> **Exercise description**
Below is a block of records; repeat each one exactly.

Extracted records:
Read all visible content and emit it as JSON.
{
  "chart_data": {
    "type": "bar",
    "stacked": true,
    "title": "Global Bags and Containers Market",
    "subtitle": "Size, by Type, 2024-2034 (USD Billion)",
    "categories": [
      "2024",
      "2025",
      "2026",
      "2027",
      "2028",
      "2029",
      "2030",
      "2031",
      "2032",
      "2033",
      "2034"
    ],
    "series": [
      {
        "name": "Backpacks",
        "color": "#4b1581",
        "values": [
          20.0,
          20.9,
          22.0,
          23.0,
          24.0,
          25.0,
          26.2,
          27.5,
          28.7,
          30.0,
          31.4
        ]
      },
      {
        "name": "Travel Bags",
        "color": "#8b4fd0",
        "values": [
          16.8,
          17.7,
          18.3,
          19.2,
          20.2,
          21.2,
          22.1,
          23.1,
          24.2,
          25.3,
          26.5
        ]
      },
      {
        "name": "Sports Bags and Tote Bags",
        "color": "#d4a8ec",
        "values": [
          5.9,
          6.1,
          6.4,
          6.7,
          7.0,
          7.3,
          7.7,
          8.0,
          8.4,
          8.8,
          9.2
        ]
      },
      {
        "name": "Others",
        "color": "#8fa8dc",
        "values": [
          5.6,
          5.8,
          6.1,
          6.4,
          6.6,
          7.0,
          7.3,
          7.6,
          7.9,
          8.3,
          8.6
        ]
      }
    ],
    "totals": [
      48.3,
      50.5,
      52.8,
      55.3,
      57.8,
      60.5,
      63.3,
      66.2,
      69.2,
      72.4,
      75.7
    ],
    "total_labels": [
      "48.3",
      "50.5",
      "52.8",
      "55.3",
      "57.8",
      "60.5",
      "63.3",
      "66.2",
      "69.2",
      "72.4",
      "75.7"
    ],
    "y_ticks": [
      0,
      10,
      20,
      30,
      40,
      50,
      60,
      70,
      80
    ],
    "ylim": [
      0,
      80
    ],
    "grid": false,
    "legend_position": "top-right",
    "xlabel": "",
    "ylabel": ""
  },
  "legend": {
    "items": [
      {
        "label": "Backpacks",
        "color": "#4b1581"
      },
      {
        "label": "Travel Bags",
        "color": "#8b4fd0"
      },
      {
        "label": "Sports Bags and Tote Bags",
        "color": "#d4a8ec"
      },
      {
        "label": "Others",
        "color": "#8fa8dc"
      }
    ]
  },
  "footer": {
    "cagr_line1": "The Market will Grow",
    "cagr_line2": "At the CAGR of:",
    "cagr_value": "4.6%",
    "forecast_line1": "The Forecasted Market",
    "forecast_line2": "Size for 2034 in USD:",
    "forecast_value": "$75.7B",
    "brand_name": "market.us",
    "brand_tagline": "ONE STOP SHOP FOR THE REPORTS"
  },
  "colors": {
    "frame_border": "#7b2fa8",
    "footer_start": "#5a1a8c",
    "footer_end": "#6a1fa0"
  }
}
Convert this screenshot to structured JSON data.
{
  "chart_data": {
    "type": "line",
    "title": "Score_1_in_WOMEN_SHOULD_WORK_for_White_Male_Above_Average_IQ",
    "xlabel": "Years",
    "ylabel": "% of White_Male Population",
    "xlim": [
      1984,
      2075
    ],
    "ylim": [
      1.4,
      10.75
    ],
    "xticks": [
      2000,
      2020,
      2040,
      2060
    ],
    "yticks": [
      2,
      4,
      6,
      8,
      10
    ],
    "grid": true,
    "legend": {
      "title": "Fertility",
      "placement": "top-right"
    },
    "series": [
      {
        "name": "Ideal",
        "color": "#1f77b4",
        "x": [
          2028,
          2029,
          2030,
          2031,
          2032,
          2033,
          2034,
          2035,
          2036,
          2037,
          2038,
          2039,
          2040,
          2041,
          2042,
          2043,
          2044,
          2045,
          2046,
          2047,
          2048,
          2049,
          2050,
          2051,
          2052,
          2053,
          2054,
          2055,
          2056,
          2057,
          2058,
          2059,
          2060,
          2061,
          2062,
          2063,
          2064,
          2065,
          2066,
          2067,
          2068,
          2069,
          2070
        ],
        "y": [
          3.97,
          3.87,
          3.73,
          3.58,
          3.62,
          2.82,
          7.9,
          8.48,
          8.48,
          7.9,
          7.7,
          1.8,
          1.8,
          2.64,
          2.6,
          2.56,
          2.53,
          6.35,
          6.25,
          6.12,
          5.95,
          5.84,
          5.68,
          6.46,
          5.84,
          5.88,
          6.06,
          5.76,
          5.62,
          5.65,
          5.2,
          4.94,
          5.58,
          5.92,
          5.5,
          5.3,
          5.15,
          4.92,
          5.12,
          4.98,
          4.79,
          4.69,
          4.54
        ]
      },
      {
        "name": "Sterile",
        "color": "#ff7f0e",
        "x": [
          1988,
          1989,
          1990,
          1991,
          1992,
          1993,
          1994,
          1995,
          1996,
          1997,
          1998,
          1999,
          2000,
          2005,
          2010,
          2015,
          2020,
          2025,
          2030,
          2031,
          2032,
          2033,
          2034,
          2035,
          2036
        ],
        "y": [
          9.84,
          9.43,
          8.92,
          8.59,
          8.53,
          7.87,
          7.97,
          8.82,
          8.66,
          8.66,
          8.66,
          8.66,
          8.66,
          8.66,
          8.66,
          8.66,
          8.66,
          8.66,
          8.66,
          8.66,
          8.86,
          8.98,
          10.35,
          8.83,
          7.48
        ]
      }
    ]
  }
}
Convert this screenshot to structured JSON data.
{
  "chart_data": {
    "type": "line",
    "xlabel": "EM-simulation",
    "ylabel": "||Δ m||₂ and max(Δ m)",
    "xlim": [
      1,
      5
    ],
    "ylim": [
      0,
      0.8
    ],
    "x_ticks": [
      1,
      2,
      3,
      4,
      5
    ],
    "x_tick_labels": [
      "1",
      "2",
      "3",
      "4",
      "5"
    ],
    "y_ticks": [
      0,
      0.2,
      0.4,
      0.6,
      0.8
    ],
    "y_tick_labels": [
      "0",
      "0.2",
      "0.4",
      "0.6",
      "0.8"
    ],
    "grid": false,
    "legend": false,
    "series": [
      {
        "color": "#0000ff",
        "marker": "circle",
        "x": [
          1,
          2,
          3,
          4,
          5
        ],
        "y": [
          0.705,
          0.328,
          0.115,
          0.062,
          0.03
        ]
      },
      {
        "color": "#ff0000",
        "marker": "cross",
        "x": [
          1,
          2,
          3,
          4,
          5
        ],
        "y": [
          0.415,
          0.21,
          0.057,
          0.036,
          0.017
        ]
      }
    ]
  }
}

> **Final result**
Read all visible content and emit it as JSON.
{
  "chart_data": {
    "type": "bar",
    "stacked": true,
    "title": "Global Bags and Containers Market",
    "subtitle": "Size, by Type, 2024-2034 (USD Billion)",
    "categories": [
      "2024",
      "2025",
      "2026",
      "2027",
      "2028",
      "2029",
      "2030",
      "2031",
      "2032",
      "2033",
      "2034"
    ],
    "series": [
      {
        "name": "Backpacks",
        "color": "#4b1581",
        "values": [
          20.0,
          20.9,
          22.0,
          23.0,
          24.0,
          25.0,
          26.2,
          27.5,
          28.7,
          30.0,
          31.4
        ]
      },
      {
        "name": "Travel Bags",
        "color": "#8b4fd0",
        "values": [
          16.8,
          17.7,
          18.3,
          19.2,
          20.2,
          21.2,
          22.1,
          23.1,
          24.2,
          25.3,
          26.5
        ]
      },
      {
        "name": "Sports Bags and Tote Bags",
        "color": "#d4a8ec",
        "values": [
          5.9,
          6.1,
          6.4,
          6.7,
          7.0,
          7.3,
          7.7,
          8.0,
          8.4,
          8.8,
          9.2
        ]
      },
      {
        "name": "Others",
        "color": "#8fa8dc",
        "values": [
          5.6,
          5.8,
          6.1,
          6.4,
          6.6,
          7.0,
          7.3,
          7.6,
          7.9,
          8.3,
          8.6
        ]
      }
    ],
    "totals": [
      48.3,
      50.5,
      52.8,
      55.3,
      57.8,
      60.5,
      63.3,
      66.2,
      69.2,
      72.4,
      75.7
    ],
    "total_labels": [
      "48.3",
      "50.5",
      "52.8",
      "55.3",
      "57.8",
      "60.5",
      "63.3",
      "66.2",
      "69.2",
      "72.4",
      "75.7"
    ],
    "y_ticks": [
      0,
      10,
      20,
      30,
      40,
      50,
      60,
      70,
      80
    ],
    "ylim": [
      0,
      80
    ],
    "grid": false,
    "legend_position": "top-right",
    "xlabel": "",
    "ylabel": ""
  },
  "legend": {
    "items": [
      {
        "label": "Backpacks",
        "color": "#4b1581"
      },
      {
        "label": "Travel Bags",
        "color": "#8b4fd0"
      },
      {
        "label": "Sports Bags and Tote Bags",
        "color": "#d4a8ec"
      },
      {
        "label": "Others",
        "color": "#8fa8dc"
      }
    ]
  },
  "footer": {
    "cagr_line1": "The Market will Grow",
    "cagr_line2": "At the CAGR of:",
    "cagr_value": "4.6%",
    "forecast_line1": "The Forecasted Market",
    "forecast_line2": "Size for 2034 in USD:",
    "forecast_value": "$75.7B",
    "brand_name": "market.us",
    "brand_tagline": "ONE STOP SHOP FOR THE REPORTS"
  },
  "colors": {
    "frame_border": "#7b2fa8",
    "footer_start": "#5a1a8c",
    "footer_end": "#6a1fa0"
  }
}
Convert this screenshot to structured JSON data.
{
  "chart_data": {
    "type": "line",
    "title": "Score_1_in_WOMEN_SHOULD_WORK_for_White_Male_Above_Average_IQ",
    "xlabel": "Years",
    "ylabel": "% of White_Male Population",
    "xlim": [
      1984,
      2075
    ],
    "ylim": [
      1.4,
      10.75
    ],
    "xticks": [
      2000,
      2020,
      2040,
      2060
    ],
    "yticks": [
      2,
      4,
      6,
      8,
      10
    ],
    "grid": true,
    "legend": {
      "title": "Fertility",
      "placement": "top-right"
    },
    "series": [
      {
        "name": "Ideal",
        "color": "#1f77b4",
        "x": [
          2028,
          2029,
          2030,
          2031,
          2032,
          2033,
          2034,
          2035,
          2036,
          2037,
          2038,
          2039,
          2040,
          2041,
          2042,
          2043,
          2044,
          2045,
          2046,
          2047,
          2048,
          2049,
          2050,
          2051,
          2052,
          2053,
          2054,
          2055,
          2056,
          2057,
          2058,
          2059,
          2060,
          2061,
          2062,
          2063,
          2064,
          2065,
          2066,
          2067,
          2068,
          2069,
          2070
        ],
        "y": [
          3.97,
          3.87,
          3.73,
          3.58,
          3.62,
          2.82,
          7.9,
          8.48,
          8.48,
          7.9,
          7.7,
          1.8,
          1.8,
          2.64,
          2.6,
          2.56,
          2.53,
          6.35,
          6.25,
          6.12,
          5.95,
          5.84,
          5.68,
          6.46,
          5.84,
          5.88,
          6.06,
          5.76,
          5.62,
          5.65,
          5.2,
          4.94,
          5.58,
          5.92,
          5.5,
          5.3,
          5.15,
          4.92,
          5.12,
          4.98,
          4.79,
          4.69,
          4.54
        ]
      },
      {
        "name": "Sterile",
        "color": "#ff7f0e",
        "x": [
          1988,
          1989,
          1990,
          1991,
          1992,
          1993,
          1994,
          1995,
          1996,
          1997,
          1998,
          1999,
          2000,
          2005,
          2010,
          2015,
          2020,
          2025,
          2030,
          2031,
          2032,
          2033,
          2034,
          2035,
          2036
        ],
        "y": [
          9.84,
          9.43,
          8.92,
          8.59,
          8.53,
          7.87,
          7.97,
          8.82,
          8.66,
          8.66,
          8.66,
          8.66,
          8.66,
          8.66,
          8.66,
          8.66,
          8.66,
          8.66,
          8.66,
          8.66,
          8.86,
          8.98,
          10.35,
          8.83,
          7.48
        ]
      }
    ]
  }
}
Convert this screenshot to structured JSON data.
{
  "chart_data": {
    "type": "line",
    "xlabel": "EM-simulation",
    "ylabel": "||Δ m||₂ and max(Δ m)",
    "xlim": [
      1,
      5
    ],
    "ylim": [
      0,
      0.8
    ],
    "x_ticks": [
      1,
      2,
      3,
      4,
      5
    ],
    "x_tick_labels": [
      "1",
      "2",
      "3",
      "4",
      "5"
    ],
    "y_ticks": [
      0,
      0.2,
      0.4,
      0.6,
      0.8
    ],
    "y_tick_labels": [
      "0",
      "0.2",
      "0.4",
      "0.6",
      "0.8"
    ],
    "grid": false,
    "legend": false,
    "series": [
      {
        "color": "#0000ff",
        "marker": "circle",
        "x": [
          1,
          2,
          3,
          4,
          5
        ],
        "y": [
          0.705,
          0.328,
          0.115,
          0.062,
          0.03
        ]
      },
      {
        "color": "#ff0000",
        "marker": "cross",
        "x": [
          1,
          2,
          3,
          4,
          5
        ],
        "y": [
          0.415,
          0.21,
          0.057,
          0.036,
          0.017
        ]
      }
    ]
  }
}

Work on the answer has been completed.